◆ **RECORDS SUPPLIED**
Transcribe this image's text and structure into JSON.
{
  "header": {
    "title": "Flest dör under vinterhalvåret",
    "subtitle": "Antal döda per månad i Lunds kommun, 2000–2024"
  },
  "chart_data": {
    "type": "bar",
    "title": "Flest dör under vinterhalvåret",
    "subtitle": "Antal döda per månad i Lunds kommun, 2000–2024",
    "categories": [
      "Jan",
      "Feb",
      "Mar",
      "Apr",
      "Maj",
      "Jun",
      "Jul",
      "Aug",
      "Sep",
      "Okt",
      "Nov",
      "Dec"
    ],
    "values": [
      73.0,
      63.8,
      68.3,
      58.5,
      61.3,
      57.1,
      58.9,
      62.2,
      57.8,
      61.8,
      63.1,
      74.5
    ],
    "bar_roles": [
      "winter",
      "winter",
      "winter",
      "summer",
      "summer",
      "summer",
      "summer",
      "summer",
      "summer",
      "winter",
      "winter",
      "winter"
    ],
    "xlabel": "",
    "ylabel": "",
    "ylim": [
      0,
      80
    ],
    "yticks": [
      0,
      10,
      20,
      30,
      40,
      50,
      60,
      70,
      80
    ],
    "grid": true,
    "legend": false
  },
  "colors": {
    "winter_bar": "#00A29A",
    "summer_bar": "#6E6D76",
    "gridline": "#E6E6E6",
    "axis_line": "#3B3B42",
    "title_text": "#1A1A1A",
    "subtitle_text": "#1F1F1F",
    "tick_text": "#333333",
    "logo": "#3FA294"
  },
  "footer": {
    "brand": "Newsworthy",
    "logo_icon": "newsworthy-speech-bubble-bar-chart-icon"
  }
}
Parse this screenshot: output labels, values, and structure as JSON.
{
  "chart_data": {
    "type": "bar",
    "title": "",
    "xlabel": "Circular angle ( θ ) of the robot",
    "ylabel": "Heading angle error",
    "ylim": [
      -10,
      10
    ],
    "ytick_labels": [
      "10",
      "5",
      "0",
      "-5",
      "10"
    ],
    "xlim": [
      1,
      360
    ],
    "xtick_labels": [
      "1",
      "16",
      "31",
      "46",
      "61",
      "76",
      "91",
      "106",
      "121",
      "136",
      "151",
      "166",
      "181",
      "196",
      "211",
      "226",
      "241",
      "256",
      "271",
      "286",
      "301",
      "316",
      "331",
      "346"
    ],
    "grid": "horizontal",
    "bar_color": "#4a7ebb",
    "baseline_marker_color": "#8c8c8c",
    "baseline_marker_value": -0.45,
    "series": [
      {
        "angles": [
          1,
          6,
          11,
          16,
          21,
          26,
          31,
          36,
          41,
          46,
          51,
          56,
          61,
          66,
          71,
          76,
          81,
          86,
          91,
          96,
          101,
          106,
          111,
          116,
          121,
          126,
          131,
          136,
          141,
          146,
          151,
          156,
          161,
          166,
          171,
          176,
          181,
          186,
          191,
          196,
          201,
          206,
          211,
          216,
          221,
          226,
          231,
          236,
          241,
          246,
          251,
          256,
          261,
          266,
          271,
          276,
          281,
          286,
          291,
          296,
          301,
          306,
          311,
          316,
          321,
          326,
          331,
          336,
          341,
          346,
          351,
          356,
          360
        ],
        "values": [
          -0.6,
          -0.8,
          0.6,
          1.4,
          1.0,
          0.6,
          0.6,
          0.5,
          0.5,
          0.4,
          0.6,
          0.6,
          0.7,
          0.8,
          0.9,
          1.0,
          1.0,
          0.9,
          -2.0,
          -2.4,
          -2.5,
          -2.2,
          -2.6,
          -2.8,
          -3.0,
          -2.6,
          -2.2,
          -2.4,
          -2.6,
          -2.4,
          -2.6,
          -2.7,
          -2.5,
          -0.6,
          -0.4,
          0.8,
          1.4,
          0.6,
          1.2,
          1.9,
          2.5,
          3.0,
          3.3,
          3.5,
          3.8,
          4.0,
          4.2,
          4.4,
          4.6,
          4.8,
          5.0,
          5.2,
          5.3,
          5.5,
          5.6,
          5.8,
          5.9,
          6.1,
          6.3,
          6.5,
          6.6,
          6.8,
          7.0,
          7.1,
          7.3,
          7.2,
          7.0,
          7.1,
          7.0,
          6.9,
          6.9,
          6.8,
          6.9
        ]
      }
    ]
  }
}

◆ **WRITTEN INSTRUCTION**
Send back each record exactly as it stands.

◆ **PROBLEM SOLUTION**
Transcribe this image's text and structure into JSON.
{
  "header": {
    "title": "Flest dör under vinterhalvåret",
    "subtitle": "Antal döda per månad i Lunds kommun, 2000–2024"
  },
  "chart_data": {
    "type": "bar",
    "title": "Flest dör under vinterhalvåret",
    "subtitle": "Antal döda per månad i Lunds kommun, 2000–2024",
    "categories": [
      "Jan",
      "Feb",
      "Mar",
      "Apr",
      "Maj",
      "Jun",
      "Jul",
      "Aug",
      "Sep",
      "Okt",
      "Nov",
      "Dec"
    ],
    "values": [
      73.0,
      63.8,
      68.3,
      58.5,
      61.3,
      57.1,
      58.9,
      62.2,
      57.8,
      61.8,
      63.1,
      74.5
    ],
    "bar_roles": [
      "winter",
      "winter",
      "winter",
      "summer",
      "summer",
      "summer",
      "summer",
      "summer",
      "summer",
      "winter",
      "winter",
      "winter"
    ],
    "xlabel": "",
    "ylabel": "",
    "ylim": [
      0,
      80
    ],
    "yticks": [
      0,
      10,
      20,
      30,
      40,
      50,
      60,
      70,
      80
    ],
    "grid": true,
    "legend": false
  },
  "colors": {
    "winter_bar": "#00A29A",
    "summer_bar": "#6E6D76",
    "gridline": "#E6E6E6",
    "axis_line": "#3B3B42",
    "title_text": "#1A1A1A",
    "subtitle_text": "#1F1F1F",
    "tick_text": "#333333",
    "logo": "#3FA294"
  },
  "footer": {
    "brand": "Newsworthy",
    "logo_icon": "newsworthy-speech-bubble-bar-chart-icon"
  }
}
Parse this screenshot: output labels, values, and structure as JSON.
{
  "chart_data": {
    "type": "bar",
    "title": "",
    "xlabel": "Circular angle ( θ ) of the robot",
    "ylabel": "Heading angle error",
    "ylim": [
      -10,
      10
    ],
    "ytick_labels": [
      "10",
      "5",
      "0",
      "-5",
      "10"
    ],
    "xlim": [
      1,
      360
    ],
    "xtick_labels": [
      "1",
      "16",
      "31",
      "46",
      "61",
      "76",
      "91",
      "106",
      "121",
      "136",
      "151",
      "166",
      "181",
      "196",
      "211",
      "226",
      "241",
      "256",
      "271",
      "286",
      "301",
      "316",
      "331",
      "346"
    ],
    "grid": "horizontal",
    "bar_color": "#4a7ebb",
    "baseline_marker_color": "#8c8c8c",
    "baseline_marker_value": -0.45,
    "series": [
      {
        "angles": [
          1,
          6,
          11,
          16,
          21,
          26,
          31,
          36,
          41,
          46,
          51,
          56,
          61,
          66,
          71,
          76,
          81,
          86,
          91,
          96,
          101,
          106,
          111,
          116,
          121,
          126,
          131,
          136,
          141,
          146,
          151,
          156,
          161,
          166,
          171,
          176,
          181,
          186,
          191,
          196,
          201,
          206,
          211,
          216,
          221,
          226,
          231,
          236,
          241,
          246,
          251,
          256,
          261,
          266,
          271,
          276,
          281,
          286,
          291,
          296,
          301,
          306,
          311,
          316,
          321,
          326,
          331,
          336,
          341,
          346,
          351,
          356,
          360
        ],
        "values": [
          -0.6,
          -0.8,
          0.6,
          1.4,
          1.0,
          0.6,
          0.6,
          0.5,
          0.5,
          0.4,
          0.6,
          0.6,
          0.7,
          0.8,
          0.9,
          1.0,
          1.0,
          0.9,
          -2.0,
          -2.4,
          -2.5,
          -2.2,
          -2.6,
          -2.8,
          -3.0,
          -2.6,
          -2.2,
          -2.4,
          -2.6,
          -2.4,
          -2.6,
          -2.7,
          -2.5,
          -0.6,
          -0.4,
          0.8,
          1.4,
          0.6,
          1.2,
          1.9,
          2.5,
          3.0,
          3.3,
          3.5,
          3.8,
          4.0,
          4.2,
          4.4,
          4.6,
          4.8,
          5.0,
          5.2,
          5.3,
          5.5,
          5.6,
          5.8,
          5.9,
          6.1,
          6.3,
          6.5,
          6.6,
          6.8,
          7.0,
          7.1,
          7.3,
          7.2,
          7.0,
          7.1,
          7.0,
          6.9,
          6.9,
          6.8,
          6.9
        ]
      }
    ]
  }
}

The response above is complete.